▸ **WHAT IS REQUIRED**:
Omit every picture, then give all the entries again exactly.

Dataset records

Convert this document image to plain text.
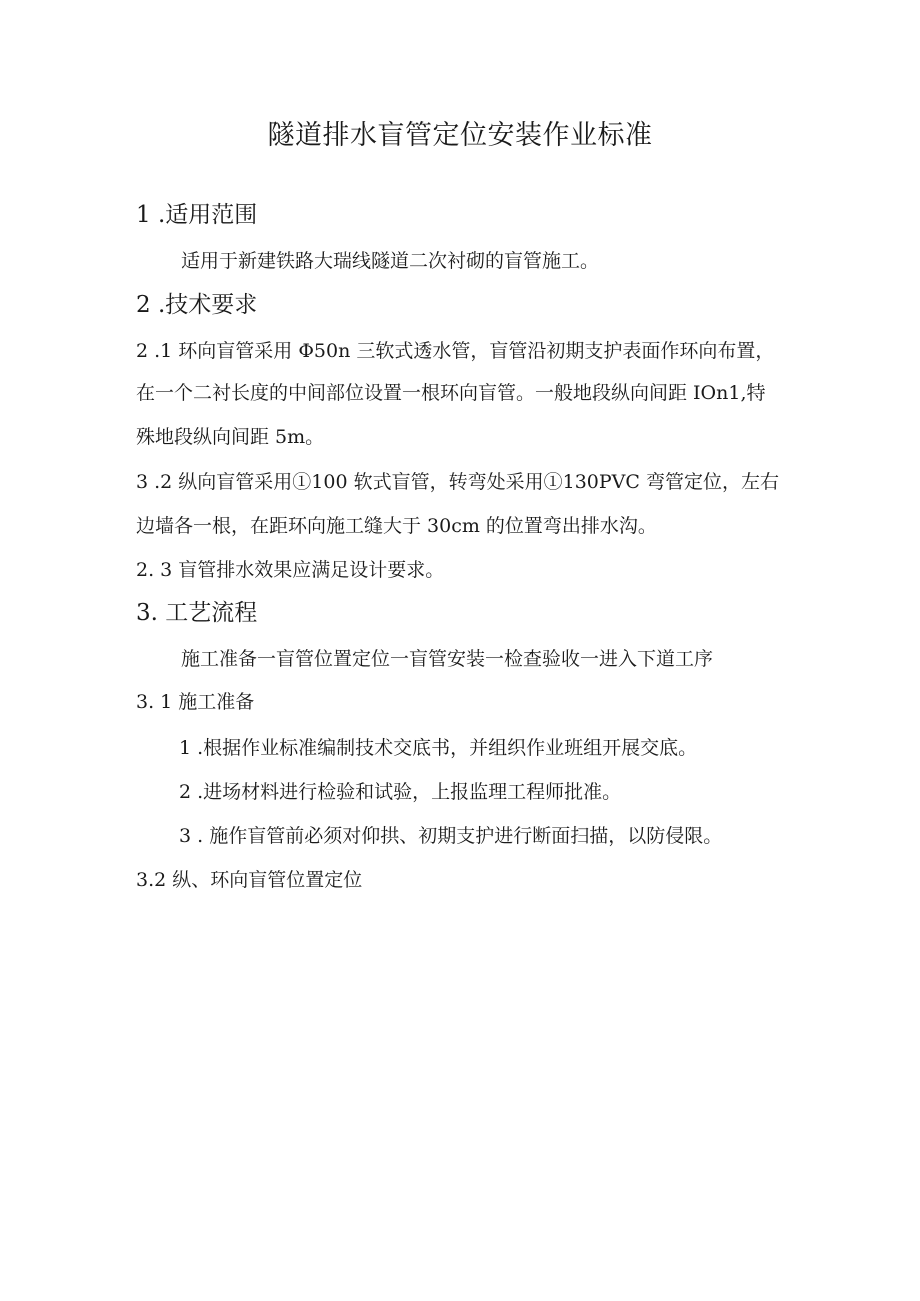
隧道排水盲管定位安装作业标准
1 .适用范围
适用于新建铁路大瑞线隧道二次衬砌的盲管施工。
2 .技术要求
2 .1 环向盲管采用 Φ50n 三软式透水管，盲管沿初期支护表面作环向布置，
在一个二衬长度的中间部位设置一根环向盲管。一般地段纵向间距 IOn1,特
殊地段纵向间距 5m。
3 .2 纵向盲管采用①100 软式盲管，转弯处采用①130PVC 弯管定位，左右
边墙各一根，在距环向施工缝大于 30cm 的位置弯出排水沟。
2. 3 盲管排水效果应满足设计要求。
3. 工艺流程
施工准备一盲管位置定位一盲管安装一检查验收一进入下道工序
3. 1 施工准备
1 .根据作业标准编制技术交底书，并组织作业班组开展交底。
2 .进场材料进行检验和试验，上报监理工程师批准。
3 . 施作盲管前必须对仰拱、初期支护进行断面扫描，以防侵限。
3.2 纵、环向盲管位置定位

▸ **THE REPLY**:
Convert this document image to plain text.
隧道排水盲管定位安装作业标准
1 .适用范围
适用于新建铁路大瑞线隧道二次衬砌的盲管施工。
2 .技术要求
2 .1 环向盲管采用 Φ50n 三软式透水管，盲管沿初期支护表面作环向布置，
在一个二衬长度的中间部位设置一根环向盲管。一般地段纵向间距 IOn1,特
殊地段纵向间距 5m。
3 .2 纵向盲管采用①100 软式盲管，转弯处采用①130PVC 弯管定位，左右
边墙各一根，在距环向施工缝大于 30cm 的位置弯出排水沟。
2. 3 盲管排水效果应满足设计要求。
3. 工艺流程
施工准备一盲管位置定位一盲管安装一检查验收一进入下道工序
3. 1 施工准备
1 .根据作业标准编制技术交底书，并组织作业班组开展交底。
2 .进场材料进行检验和试验，上报监理工程师批准。
3 . 施作盲管前必须对仰拱、初期支护进行断面扫描，以防侵限。
3.2 纵、环向盲管位置定位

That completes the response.